TEXTE SOURCE
>>>

Il sait que « la victoire en Afrique », qu’il prédisait le 5 mars après avoir projeté ce film Victoire à l’Ouest, est désormais possible.

Autour des Panzers, les soldats de la garnison italienne s’exclament, admiratifs. Ils n’ont jamais vu des chars aussi puissants. Leurs officiers, si réticents jusque-là, si défaitistes, prêts à se rendre aux Anglais, se montrent enthousiastes.


Toutes les tentatives anglaises pour empêcher l’arrivée des Panzers sont restées vaines.

Ni la Royal Air Force ni la Royal Navy n’ont été capables d’interrompre la noria des navires entre l’Italie et la Libye.

Maintenant, il faut associer les quatre-vingts chars italiens de la division Ariete aux Panzers et foncer vers Benghazi, vers Tobrouk, vers l’Égypte, et gagner aussi Mourzouk, à environ 700 kilomètres au sud.

Le haut commandement italien a prié Rommel d’entreprendre cette opération dans la profondeur du désert, pour contenir l’avance de ces Français du général de Gaulle qui ont réussi à s’emparer de l’oasis de Koufra et de Keren.

<<<

CONSIGNE
Transcrivez sans rien modifier le passage du texte sur l'arrivée des Panzers en Afrique qui s'ouvre sur les mots contenant « Autour des Panzers, les » et se clôt sur « sont restées vaines. ».

DONNÉES
>>>

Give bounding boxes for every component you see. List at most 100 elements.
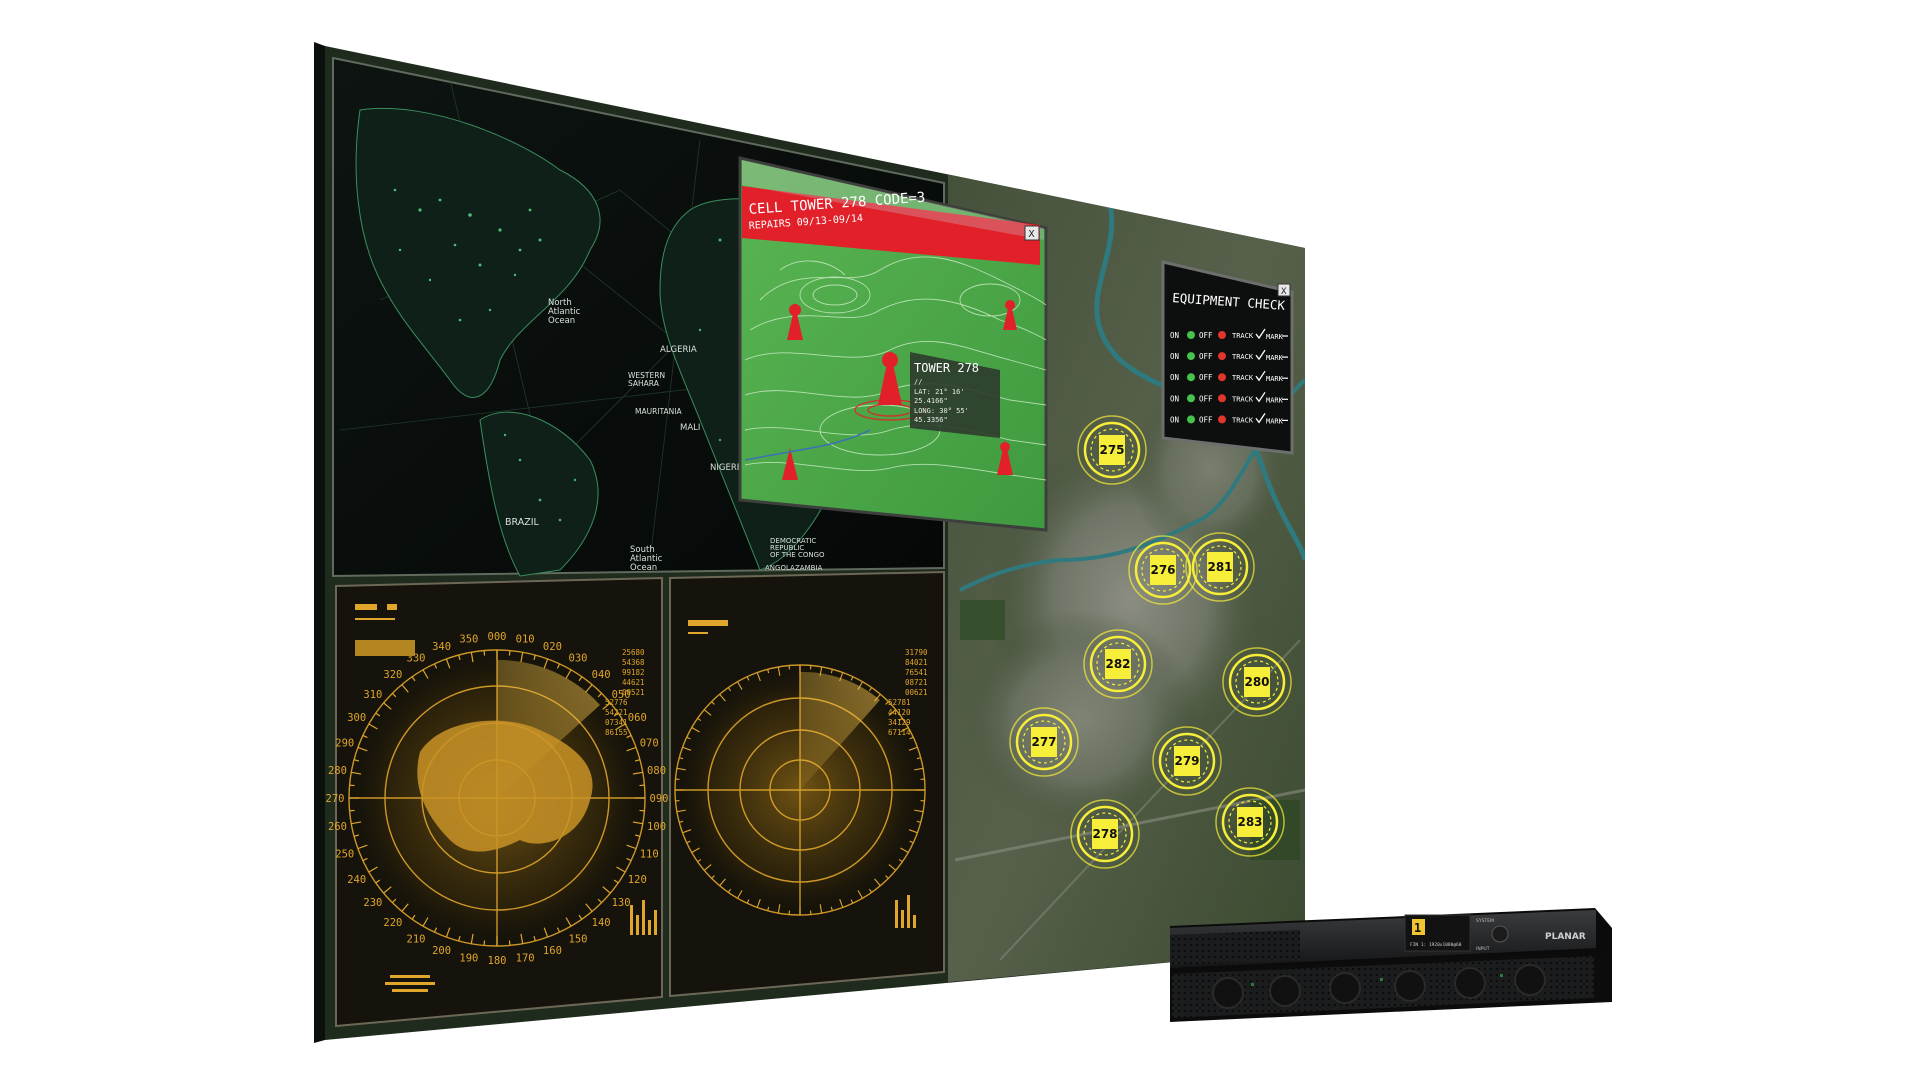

<<<

RÉPONSE
Autour des Panzers, les soldats de la garnison italienne s’exclament, admiratifs. Ils n’ont jamais vu des chars aussi puissants. Leurs officiers, si réticents jusque-là, si défaitistes, prêts à se rendre aux Anglais, se montrent enthousiastes.


Toutes les tentatives anglaises pour empêcher l’arrivée des Panzers sont restées vaines.